● SUPPLIED MATERIAL

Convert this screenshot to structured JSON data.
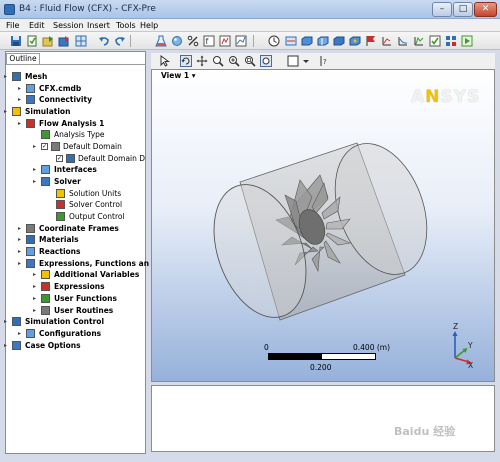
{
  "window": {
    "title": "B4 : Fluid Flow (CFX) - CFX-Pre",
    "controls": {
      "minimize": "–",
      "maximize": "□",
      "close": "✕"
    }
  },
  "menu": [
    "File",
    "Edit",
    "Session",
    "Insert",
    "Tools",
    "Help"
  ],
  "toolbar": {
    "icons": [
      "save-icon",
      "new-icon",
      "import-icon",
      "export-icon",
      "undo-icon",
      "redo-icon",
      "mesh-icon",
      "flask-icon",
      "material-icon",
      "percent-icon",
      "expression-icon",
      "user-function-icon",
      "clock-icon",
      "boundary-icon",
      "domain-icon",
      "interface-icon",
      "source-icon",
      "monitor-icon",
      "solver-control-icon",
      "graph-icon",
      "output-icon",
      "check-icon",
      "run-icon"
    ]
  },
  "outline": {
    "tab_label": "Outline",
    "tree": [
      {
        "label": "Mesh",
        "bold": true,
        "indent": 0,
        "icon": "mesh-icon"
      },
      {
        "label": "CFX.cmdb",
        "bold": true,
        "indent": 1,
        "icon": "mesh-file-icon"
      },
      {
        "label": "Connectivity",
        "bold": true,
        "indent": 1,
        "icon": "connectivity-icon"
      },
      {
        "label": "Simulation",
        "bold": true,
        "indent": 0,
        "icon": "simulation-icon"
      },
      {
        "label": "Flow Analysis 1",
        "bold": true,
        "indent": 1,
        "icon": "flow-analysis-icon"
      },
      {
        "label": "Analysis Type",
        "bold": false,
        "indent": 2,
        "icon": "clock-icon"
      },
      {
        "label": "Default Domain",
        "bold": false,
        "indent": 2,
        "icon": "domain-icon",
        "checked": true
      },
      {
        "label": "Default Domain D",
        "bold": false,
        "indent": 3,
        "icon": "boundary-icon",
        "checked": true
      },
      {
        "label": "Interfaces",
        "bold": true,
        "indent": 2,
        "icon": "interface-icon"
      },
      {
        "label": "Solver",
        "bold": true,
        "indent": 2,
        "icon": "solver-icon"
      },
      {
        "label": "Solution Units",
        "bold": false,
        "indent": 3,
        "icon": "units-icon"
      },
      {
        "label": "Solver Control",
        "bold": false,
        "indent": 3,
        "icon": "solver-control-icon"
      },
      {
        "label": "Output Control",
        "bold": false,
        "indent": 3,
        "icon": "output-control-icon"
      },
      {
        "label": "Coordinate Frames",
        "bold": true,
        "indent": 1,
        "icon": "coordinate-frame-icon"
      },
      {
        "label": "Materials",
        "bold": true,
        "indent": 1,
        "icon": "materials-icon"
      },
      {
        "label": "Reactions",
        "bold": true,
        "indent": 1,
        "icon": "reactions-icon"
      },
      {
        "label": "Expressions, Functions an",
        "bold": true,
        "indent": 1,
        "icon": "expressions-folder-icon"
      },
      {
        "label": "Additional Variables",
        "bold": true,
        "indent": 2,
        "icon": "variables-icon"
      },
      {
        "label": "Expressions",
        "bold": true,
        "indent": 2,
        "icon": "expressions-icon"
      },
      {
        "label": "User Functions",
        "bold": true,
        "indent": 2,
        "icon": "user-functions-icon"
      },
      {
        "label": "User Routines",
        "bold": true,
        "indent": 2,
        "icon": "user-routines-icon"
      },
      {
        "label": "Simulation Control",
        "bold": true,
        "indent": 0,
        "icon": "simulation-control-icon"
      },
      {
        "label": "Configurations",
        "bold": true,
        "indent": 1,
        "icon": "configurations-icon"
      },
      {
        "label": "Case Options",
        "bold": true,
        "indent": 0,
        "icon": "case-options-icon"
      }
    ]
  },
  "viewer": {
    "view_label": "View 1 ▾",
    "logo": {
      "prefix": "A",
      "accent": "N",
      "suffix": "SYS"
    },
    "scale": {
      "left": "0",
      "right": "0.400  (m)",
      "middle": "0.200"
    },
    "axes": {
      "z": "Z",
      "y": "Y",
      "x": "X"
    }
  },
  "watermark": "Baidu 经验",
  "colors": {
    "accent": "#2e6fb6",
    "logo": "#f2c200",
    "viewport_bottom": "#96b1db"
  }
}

● PROBLEM TO SOLVE
Reproduce every entry word for word, but skip any pictures.

● EXERCISE OUTPUT
Convert this screenshot to structured JSON data.
{
  "window": {
    "title": "B4 : Fluid Flow (CFX) - CFX-Pre",
    "controls": {
      "minimize": "–",
      "maximize": "□",
      "close": "✕"
    }
  },
  "menu": [
    "File",
    "Edit",
    "Session",
    "Insert",
    "Tools",
    "Help"
  ],
  "toolbar": {
    "icons": [
      "save-icon",
      "new-icon",
      "import-icon",
      "export-icon",
      "undo-icon",
      "redo-icon",
      "mesh-icon",
      "flask-icon",
      "material-icon",
      "percent-icon",
      "expression-icon",
      "user-function-icon",
      "clock-icon",
      "boundary-icon",
      "domain-icon",
      "interface-icon",
      "source-icon",
      "monitor-icon",
      "solver-control-icon",
      "graph-icon",
      "output-icon",
      "check-icon",
      "run-icon"
    ]
  },
  "outline": {
    "tab_label": "Outline",
    "tree": [
      {
        "label": "Mesh",
        "bold": true,
        "indent": 0,
        "icon": "mesh-icon"
      },
      {
        "label": "CFX.cmdb",
        "bold": true,
        "indent": 1,
        "icon": "mesh-file-icon"
      },
      {
        "label": "Connectivity",
        "bold": true,
        "indent": 1,
        "icon": "connectivity-icon"
      },
      {
        "label": "Simulation",
        "bold": true,
        "indent": 0,
        "icon": "simulation-icon"
      },
      {
        "label": "Flow Analysis 1",
        "bold": true,
        "indent": 1,
        "icon": "flow-analysis-icon"
      },
      {
        "label": "Analysis Type",
        "bold": false,
        "indent": 2,
        "icon": "clock-icon"
      },
      {
        "label": "Default Domain",
        "bold": false,
        "indent": 2,
        "icon": "domain-icon",
        "checked": true
      },
      {
        "label": "Default Domain D",
        "bold": false,
        "indent": 3,
        "icon": "boundary-icon",
        "checked": true
      },
      {
        "label": "Interfaces",
        "bold": true,
        "indent": 2,
        "icon": "interface-icon"
      },
      {
        "label": "Solver",
        "bold": true,
        "indent": 2,
        "icon": "solver-icon"
      },
      {
        "label": "Solution Units",
        "bold": false,
        "indent": 3,
        "icon": "units-icon"
      },
      {
        "label": "Solver Control",
        "bold": false,
        "indent": 3,
        "icon": "solver-control-icon"
      },
      {
        "label": "Output Control",
        "bold": false,
        "indent": 3,
        "icon": "output-control-icon"
      },
      {
        "label": "Coordinate Frames",
        "bold": true,
        "indent": 1,
        "icon": "coordinate-frame-icon"
      },
      {
        "label": "Materials",
        "bold": true,
        "indent": 1,
        "icon": "materials-icon"
      },
      {
        "label": "Reactions",
        "bold": true,
        "indent": 1,
        "icon": "reactions-icon"
      },
      {
        "label": "Expressions, Functions an",
        "bold": true,
        "indent": 1,
        "icon": "expressions-folder-icon"
      },
      {
        "label": "Additional Variables",
        "bold": true,
        "indent": 2,
        "icon": "variables-icon"
      },
      {
        "label": "Expressions",
        "bold": true,
        "indent": 2,
        "icon": "expressions-icon"
      },
      {
        "label": "User Functions",
        "bold": true,
        "indent": 2,
        "icon": "user-functions-icon"
      },
      {
        "label": "User Routines",
        "bold": true,
        "indent": 2,
        "icon": "user-routines-icon"
      },
      {
        "label": "Simulation Control",
        "bold": true,
        "indent": 0,
        "icon": "simulation-control-icon"
      },
      {
        "label": "Configurations",
        "bold": true,
        "indent": 1,
        "icon": "configurations-icon"
      },
      {
        "label": "Case Options",
        "bold": true,
        "indent": 0,
        "icon": "case-options-icon"
      }
    ]
  },
  "viewer": {
    "view_label": "View 1 ▾",
    "logo": {
      "prefix": "A",
      "accent": "N",
      "suffix": "SYS"
    },
    "scale": {
      "left": "0",
      "right": "0.400  (m)",
      "middle": "0.200"
    },
    "axes": {
      "z": "Z",
      "y": "Y",
      "x": "X"
    }
  },
  "watermark": "Baidu 经验",
  "colors": {
    "accent": "#2e6fb6",
    "logo": "#f2c200",
    "viewport_bottom": "#96b1db"
  }
}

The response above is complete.